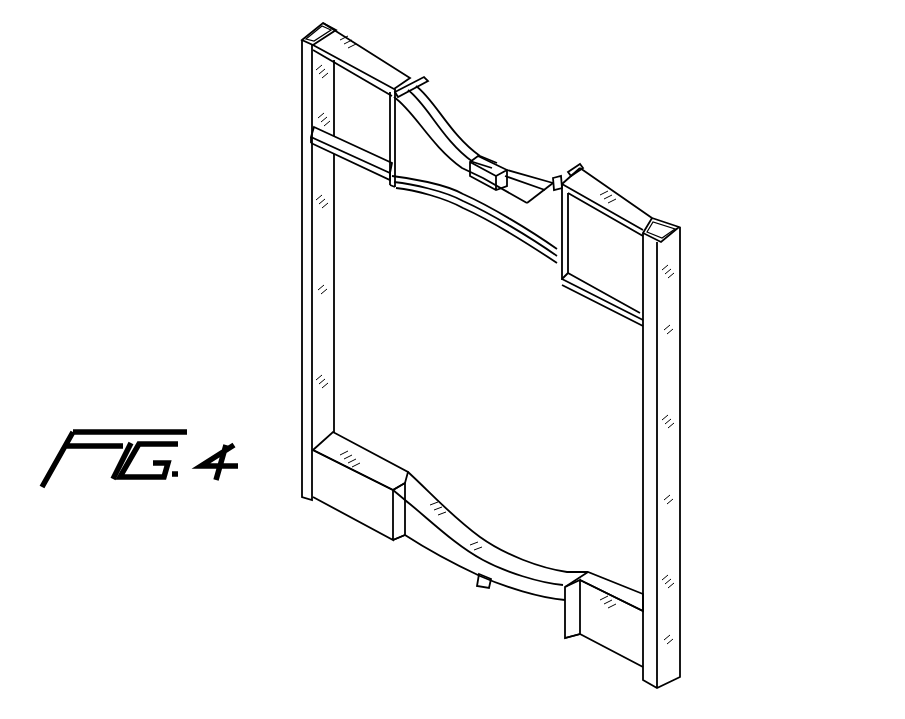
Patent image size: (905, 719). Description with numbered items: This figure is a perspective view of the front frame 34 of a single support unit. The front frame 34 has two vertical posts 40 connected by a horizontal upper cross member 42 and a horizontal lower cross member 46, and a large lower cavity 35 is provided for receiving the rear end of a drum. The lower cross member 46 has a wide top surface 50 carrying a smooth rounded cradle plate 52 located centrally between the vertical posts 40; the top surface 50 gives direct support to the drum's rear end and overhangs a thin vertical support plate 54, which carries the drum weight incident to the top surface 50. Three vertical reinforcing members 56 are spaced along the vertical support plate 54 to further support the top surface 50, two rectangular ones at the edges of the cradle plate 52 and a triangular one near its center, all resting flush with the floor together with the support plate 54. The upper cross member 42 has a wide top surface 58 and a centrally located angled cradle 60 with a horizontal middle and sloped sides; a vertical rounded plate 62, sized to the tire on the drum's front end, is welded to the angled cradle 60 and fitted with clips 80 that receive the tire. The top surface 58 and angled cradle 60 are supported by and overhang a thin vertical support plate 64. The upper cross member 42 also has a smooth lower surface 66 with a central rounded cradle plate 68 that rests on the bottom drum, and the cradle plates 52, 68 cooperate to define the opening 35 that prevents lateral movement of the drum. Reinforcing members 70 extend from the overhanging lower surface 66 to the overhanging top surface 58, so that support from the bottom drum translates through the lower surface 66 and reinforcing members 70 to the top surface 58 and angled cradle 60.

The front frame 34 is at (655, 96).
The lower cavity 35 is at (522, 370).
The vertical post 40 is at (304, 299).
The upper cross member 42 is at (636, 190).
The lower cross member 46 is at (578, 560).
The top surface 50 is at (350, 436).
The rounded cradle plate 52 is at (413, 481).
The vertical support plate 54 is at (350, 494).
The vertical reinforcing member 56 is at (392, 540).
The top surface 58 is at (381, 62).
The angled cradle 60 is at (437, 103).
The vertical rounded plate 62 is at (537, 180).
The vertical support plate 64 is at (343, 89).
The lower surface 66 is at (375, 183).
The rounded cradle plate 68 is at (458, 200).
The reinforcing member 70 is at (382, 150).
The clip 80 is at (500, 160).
=======
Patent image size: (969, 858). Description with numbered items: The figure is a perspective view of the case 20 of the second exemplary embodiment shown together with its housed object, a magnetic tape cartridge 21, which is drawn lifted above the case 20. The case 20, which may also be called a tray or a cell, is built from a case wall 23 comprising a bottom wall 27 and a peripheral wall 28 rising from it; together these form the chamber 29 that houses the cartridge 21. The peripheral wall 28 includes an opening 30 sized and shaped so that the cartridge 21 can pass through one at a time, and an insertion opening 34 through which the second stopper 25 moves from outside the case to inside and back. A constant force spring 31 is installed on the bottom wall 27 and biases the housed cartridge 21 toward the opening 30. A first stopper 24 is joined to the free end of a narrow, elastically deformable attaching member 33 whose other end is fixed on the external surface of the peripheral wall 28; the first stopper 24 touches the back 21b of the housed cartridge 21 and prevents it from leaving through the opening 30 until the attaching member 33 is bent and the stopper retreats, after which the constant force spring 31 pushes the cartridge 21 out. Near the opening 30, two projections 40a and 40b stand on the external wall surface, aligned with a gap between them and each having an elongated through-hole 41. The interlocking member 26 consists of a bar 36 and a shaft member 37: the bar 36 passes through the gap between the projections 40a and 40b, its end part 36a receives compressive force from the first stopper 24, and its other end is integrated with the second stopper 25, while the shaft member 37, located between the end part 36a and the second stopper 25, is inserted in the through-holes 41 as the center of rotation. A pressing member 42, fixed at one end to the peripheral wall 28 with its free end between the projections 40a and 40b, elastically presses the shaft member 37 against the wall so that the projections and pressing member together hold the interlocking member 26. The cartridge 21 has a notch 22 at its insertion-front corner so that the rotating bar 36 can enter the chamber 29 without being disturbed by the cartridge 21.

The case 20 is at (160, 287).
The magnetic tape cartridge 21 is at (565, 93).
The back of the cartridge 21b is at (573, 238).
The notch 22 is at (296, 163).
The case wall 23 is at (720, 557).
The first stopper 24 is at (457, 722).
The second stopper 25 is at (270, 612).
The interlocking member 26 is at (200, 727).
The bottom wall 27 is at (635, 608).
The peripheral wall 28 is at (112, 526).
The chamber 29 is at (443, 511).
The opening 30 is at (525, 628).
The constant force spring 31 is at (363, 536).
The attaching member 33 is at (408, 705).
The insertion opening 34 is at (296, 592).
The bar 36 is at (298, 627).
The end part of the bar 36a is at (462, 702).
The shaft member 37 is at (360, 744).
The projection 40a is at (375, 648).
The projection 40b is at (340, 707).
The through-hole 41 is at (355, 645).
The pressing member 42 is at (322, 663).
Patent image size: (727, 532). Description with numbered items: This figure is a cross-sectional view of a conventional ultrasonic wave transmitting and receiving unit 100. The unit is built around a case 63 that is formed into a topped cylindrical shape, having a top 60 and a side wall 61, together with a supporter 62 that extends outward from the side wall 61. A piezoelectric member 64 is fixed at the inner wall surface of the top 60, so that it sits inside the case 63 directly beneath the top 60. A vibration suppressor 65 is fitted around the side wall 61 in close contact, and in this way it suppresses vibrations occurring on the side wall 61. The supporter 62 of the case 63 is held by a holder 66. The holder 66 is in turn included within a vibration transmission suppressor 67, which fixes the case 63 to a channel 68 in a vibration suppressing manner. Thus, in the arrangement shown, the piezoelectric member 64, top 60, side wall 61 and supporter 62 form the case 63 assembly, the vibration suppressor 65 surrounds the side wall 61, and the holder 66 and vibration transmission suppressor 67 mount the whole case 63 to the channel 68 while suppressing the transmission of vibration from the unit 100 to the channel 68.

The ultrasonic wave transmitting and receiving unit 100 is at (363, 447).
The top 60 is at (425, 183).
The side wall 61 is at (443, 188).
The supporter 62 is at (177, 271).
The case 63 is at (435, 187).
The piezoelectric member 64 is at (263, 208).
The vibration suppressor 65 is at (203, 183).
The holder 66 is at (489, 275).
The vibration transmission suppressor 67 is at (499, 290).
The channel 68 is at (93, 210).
=======
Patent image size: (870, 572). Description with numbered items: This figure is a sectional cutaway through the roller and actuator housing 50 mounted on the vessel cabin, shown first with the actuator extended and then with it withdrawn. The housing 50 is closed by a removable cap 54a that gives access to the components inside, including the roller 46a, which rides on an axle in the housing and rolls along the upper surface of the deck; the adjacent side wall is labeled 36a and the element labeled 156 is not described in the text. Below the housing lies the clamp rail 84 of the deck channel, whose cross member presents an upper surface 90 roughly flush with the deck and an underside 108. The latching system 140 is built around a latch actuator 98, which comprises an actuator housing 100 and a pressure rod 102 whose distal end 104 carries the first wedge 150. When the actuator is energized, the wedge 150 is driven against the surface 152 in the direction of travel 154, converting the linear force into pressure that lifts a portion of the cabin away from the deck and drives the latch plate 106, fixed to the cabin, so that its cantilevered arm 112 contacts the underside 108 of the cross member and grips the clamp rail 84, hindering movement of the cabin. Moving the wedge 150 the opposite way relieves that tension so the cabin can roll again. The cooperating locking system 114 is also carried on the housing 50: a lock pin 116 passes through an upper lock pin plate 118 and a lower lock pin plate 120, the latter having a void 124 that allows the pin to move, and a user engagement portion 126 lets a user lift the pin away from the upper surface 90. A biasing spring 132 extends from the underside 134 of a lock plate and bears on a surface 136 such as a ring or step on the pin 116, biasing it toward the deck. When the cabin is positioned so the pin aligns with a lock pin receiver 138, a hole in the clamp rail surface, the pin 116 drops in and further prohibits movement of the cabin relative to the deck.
=======
- [DIRECTIONS FOR THIS TASK] Copy the material from the line with "Patent image size: (727, 532)." to the line with "The channel 68 is at (93, 210).", both included, reproducing each line without any change.

- [ANSWER TO THIS TASK]
Patent image size: (727, 532). Description with numbered items: This figure is a cross-sectional view of a conventional ultrasonic wave transmitting and receiving unit 100. The unit is built around a case 63 that is formed into a topped cylindrical shape, having a top 60 and a side wall 61, together with a supporter 62 that extends outward from the side wall 61. A piezoelectric member 64 is fixed at the inner wall surface of the top 60, so that it sits inside the case 63 directly beneath the top 60. A vibration suppressor 65 is fitted around the side wall 61 in close contact, and in this way it suppresses vibrations occurring on the side wall 61. The supporter 62 of the case 63 is held by a holder 66. The holder 66 is in turn included within a vibration transmission suppressor 67, which fixes the case 63 to a channel 68 in a vibration suppressing manner. Thus, in the arrangement shown, the piezoelectric member 64, top 60, side wall 61 and supporter 62 form the case 63 assembly, the vibration suppressor 65 surrounds the side wall 61, and the holder 66 and vibration transmission suppressor 67 mount the whole case 63 to the channel 68 while suppressing the transmission of vibration from the unit 100 to the channel 68.

The ultrasonic wave transmitting and receiving unit 100 is at (363, 447).
The top 60 is at (425, 183).
The side wall 61 is at (443, 188).
The supporter 62 is at (177, 271).
The case 63 is at (435, 187).
The piezoelectric member 64 is at (263, 208).
The vibration suppressor 65 is at (203, 183).
The holder 66 is at (489, 275).
The vibration transmission suppressor 67 is at (499, 290).
The channel 68 is at (93, 210).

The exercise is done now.